PROBLEM REQUIREMENTS:
Copy every line from the data below in which the string "this" can be found.

Begin RECORDED INFORMATION

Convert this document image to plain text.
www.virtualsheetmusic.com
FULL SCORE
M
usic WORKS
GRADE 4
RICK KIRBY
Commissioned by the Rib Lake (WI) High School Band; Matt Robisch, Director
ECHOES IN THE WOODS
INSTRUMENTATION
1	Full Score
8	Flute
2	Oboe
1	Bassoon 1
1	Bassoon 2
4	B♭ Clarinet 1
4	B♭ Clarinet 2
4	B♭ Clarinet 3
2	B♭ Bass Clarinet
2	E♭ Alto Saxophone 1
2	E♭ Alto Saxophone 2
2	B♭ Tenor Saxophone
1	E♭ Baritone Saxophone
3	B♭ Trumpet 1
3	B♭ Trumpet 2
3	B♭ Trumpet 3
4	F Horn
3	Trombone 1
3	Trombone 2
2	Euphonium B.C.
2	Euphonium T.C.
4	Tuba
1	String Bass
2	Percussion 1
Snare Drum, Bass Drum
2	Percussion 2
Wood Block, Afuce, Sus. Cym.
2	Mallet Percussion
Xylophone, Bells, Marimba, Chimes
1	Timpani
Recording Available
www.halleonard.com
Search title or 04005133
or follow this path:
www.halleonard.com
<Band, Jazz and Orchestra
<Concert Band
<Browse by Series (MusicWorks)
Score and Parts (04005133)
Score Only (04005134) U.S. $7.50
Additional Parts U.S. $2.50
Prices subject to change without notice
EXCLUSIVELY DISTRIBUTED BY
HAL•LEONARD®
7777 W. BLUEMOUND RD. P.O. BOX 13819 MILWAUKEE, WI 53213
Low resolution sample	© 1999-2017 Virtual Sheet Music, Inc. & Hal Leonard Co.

End RECORDED INFORMATION

THE RESULT:
Convert this document image to plain text.
or follow this path:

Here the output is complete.